Data entries for graphics

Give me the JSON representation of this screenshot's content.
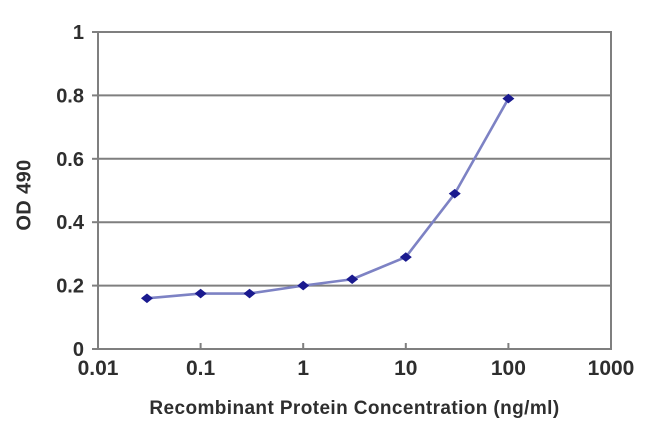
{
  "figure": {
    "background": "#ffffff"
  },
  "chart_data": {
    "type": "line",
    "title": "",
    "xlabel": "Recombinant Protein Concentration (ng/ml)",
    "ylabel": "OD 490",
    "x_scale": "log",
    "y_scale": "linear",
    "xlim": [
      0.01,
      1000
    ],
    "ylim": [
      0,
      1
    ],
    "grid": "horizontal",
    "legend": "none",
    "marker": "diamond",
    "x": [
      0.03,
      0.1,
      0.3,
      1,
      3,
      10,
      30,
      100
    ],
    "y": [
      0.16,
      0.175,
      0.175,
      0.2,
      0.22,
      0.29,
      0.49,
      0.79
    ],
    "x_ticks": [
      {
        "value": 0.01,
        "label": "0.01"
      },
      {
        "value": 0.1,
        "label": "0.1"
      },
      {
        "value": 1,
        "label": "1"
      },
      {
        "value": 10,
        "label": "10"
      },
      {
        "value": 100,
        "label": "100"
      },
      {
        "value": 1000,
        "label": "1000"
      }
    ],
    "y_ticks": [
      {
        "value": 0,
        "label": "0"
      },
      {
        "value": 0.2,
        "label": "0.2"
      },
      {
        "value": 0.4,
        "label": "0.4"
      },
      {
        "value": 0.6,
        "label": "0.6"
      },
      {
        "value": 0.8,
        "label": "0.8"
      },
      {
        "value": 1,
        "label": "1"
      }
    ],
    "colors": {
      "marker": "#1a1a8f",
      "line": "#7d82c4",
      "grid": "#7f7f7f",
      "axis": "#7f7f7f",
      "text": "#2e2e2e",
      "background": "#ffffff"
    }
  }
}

:: DIRECTIONS ::
Please find, in the entries above, every line where "value" occurs, and copy it.

:: SOLUTION TO THIS TASK ::
        "value": 0.01,
        "value": 0.1,
        "value": 1,
        "value": 10,
        "value": 100,
        "value": 1000,
        "value": 0,
        "value": 0.2,
        "value": 0.4,
        "value": 0.6,
        "value": 0.8,
        "value": 1,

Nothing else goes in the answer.